DIRECTIONS:
From the listing below, select every line where the word "color" appears.
** START EXCERPTED RECORDS **
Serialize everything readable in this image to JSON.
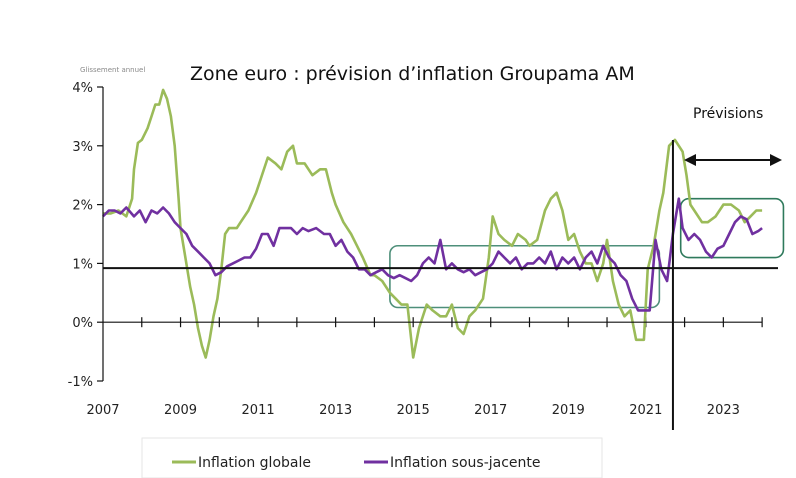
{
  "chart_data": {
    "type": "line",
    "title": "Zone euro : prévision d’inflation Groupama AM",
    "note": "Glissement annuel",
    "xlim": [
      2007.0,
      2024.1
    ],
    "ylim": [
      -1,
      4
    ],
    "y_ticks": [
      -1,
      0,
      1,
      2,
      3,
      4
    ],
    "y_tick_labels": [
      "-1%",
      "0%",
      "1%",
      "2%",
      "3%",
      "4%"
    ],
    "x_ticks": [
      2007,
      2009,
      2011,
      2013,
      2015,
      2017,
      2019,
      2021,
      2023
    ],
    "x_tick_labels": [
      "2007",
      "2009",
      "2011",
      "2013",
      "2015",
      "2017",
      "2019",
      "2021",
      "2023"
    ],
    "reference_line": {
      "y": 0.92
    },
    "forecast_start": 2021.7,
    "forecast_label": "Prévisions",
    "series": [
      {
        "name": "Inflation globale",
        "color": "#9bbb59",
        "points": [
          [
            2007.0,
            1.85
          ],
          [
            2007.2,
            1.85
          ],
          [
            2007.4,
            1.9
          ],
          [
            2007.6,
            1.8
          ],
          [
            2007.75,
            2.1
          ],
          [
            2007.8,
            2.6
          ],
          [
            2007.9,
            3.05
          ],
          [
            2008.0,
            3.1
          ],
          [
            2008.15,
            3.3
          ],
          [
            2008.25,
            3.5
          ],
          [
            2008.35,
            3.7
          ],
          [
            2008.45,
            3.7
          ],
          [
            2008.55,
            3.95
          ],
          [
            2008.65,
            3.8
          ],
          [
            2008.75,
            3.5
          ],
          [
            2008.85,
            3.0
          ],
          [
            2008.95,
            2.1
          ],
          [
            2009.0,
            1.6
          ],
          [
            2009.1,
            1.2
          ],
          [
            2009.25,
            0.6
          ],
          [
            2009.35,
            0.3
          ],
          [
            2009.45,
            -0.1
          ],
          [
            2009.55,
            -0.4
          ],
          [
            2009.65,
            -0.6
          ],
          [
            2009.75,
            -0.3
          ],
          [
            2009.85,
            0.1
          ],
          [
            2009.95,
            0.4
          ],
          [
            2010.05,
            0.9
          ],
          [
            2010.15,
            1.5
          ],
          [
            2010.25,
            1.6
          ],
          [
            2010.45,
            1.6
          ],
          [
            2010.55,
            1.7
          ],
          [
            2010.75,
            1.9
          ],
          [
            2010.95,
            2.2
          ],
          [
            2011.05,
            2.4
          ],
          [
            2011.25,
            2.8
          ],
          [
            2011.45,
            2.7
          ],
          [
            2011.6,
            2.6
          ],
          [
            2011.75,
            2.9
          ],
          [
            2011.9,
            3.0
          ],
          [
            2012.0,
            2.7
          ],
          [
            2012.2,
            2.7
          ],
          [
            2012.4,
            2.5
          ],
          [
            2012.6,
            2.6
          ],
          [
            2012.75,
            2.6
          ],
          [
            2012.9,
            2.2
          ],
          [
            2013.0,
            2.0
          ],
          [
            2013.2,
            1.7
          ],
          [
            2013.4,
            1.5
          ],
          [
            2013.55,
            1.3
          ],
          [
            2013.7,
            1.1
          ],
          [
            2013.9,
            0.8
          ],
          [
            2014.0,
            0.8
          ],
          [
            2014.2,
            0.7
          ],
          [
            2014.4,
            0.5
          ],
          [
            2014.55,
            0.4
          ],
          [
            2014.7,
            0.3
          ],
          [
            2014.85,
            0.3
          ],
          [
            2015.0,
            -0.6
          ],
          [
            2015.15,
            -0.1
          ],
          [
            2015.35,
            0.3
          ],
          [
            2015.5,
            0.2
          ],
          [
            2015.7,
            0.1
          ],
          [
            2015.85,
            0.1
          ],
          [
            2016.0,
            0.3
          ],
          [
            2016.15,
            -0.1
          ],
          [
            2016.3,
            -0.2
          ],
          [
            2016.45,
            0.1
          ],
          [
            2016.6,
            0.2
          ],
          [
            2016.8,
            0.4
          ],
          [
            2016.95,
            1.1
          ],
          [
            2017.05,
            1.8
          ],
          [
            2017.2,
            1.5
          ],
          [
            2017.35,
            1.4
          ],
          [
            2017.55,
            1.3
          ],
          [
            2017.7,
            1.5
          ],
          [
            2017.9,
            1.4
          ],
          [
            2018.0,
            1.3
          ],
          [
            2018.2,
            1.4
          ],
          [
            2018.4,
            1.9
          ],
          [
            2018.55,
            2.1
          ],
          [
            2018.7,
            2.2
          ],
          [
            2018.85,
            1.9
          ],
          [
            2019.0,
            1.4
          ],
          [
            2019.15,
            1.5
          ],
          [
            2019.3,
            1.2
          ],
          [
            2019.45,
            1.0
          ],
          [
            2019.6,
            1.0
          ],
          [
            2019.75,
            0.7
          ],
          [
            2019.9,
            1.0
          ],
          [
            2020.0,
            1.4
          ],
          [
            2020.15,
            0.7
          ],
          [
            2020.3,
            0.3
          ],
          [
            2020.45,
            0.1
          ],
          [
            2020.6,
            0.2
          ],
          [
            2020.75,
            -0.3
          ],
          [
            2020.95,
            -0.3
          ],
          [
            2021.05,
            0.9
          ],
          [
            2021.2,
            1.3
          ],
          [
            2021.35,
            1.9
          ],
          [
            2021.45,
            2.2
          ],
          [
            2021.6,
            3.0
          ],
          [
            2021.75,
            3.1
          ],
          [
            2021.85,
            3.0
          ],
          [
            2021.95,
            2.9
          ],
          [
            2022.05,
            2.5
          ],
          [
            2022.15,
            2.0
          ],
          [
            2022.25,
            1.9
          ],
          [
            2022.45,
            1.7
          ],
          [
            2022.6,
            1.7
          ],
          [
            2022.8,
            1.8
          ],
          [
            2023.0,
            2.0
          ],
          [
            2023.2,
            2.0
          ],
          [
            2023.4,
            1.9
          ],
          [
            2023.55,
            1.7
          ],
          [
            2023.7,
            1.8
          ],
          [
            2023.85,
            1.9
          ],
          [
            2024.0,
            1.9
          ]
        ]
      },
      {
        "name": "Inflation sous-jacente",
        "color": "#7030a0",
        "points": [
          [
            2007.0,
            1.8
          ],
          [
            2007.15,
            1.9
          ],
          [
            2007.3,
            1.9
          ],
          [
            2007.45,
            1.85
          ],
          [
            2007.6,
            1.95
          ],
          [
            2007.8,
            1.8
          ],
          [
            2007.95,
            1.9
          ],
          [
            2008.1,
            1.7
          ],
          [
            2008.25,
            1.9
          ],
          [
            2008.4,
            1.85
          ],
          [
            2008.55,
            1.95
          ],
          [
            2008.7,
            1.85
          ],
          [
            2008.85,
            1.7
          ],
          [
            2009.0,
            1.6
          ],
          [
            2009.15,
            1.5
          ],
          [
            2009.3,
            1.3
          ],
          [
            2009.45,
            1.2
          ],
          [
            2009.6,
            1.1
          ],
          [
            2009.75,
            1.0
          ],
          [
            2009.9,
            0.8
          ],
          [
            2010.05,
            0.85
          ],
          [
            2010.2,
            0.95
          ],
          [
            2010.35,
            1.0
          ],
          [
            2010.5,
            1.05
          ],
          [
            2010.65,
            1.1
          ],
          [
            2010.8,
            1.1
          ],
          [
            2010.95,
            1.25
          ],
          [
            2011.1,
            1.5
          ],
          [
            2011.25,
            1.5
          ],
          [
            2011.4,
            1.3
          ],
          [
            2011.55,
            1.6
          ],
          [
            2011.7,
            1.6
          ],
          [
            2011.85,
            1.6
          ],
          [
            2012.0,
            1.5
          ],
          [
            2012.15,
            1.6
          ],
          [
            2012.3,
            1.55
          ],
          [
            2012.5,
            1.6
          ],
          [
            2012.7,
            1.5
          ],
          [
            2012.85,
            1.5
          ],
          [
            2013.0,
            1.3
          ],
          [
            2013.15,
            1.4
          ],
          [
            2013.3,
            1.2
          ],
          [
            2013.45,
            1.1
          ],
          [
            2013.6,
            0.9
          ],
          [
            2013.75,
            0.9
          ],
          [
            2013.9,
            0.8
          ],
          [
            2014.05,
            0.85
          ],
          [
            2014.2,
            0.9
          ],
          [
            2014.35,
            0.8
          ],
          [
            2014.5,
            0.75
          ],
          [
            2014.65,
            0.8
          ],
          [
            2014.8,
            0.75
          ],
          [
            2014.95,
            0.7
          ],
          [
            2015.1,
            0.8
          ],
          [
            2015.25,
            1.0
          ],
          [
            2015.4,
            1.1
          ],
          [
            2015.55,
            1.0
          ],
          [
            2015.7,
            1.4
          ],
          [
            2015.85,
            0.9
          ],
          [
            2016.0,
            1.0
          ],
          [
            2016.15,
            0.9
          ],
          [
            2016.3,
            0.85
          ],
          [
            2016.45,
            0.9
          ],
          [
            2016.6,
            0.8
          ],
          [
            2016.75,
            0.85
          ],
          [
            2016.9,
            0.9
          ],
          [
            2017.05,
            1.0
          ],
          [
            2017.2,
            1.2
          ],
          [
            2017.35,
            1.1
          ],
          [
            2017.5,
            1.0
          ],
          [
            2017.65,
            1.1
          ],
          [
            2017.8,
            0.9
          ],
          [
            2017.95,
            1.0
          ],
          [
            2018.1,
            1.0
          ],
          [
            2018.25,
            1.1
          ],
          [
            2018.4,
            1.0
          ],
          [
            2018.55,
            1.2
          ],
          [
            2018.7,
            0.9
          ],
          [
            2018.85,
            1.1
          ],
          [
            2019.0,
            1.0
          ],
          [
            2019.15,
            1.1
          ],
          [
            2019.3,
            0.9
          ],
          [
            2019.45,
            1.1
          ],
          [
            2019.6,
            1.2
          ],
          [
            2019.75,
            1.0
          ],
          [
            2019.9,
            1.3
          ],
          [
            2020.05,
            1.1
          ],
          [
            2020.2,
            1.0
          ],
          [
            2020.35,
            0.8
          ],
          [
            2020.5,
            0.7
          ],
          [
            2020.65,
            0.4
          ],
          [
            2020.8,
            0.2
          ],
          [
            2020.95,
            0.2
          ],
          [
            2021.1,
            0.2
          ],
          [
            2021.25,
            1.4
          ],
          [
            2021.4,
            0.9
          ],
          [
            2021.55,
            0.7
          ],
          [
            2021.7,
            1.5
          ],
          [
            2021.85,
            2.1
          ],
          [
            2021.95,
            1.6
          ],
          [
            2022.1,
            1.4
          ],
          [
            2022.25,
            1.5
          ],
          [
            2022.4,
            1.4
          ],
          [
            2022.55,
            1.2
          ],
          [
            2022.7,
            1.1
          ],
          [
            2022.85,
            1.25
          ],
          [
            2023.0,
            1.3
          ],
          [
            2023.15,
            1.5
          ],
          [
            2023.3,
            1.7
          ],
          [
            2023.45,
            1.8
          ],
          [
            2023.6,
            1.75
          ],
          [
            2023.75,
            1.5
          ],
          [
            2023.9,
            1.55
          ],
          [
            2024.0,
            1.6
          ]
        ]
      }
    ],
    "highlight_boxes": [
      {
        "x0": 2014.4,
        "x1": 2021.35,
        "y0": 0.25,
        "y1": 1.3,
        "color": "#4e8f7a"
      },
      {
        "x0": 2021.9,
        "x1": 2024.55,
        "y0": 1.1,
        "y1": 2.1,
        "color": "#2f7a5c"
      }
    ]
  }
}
** END EXCERPTED RECORDS **
SOLUTION TO THIS PROBLEM:
        "color": "#9bbb59",
        "color": "#7030a0",
        "color": "#4e8f7a"
        "color": "#2f7a5c"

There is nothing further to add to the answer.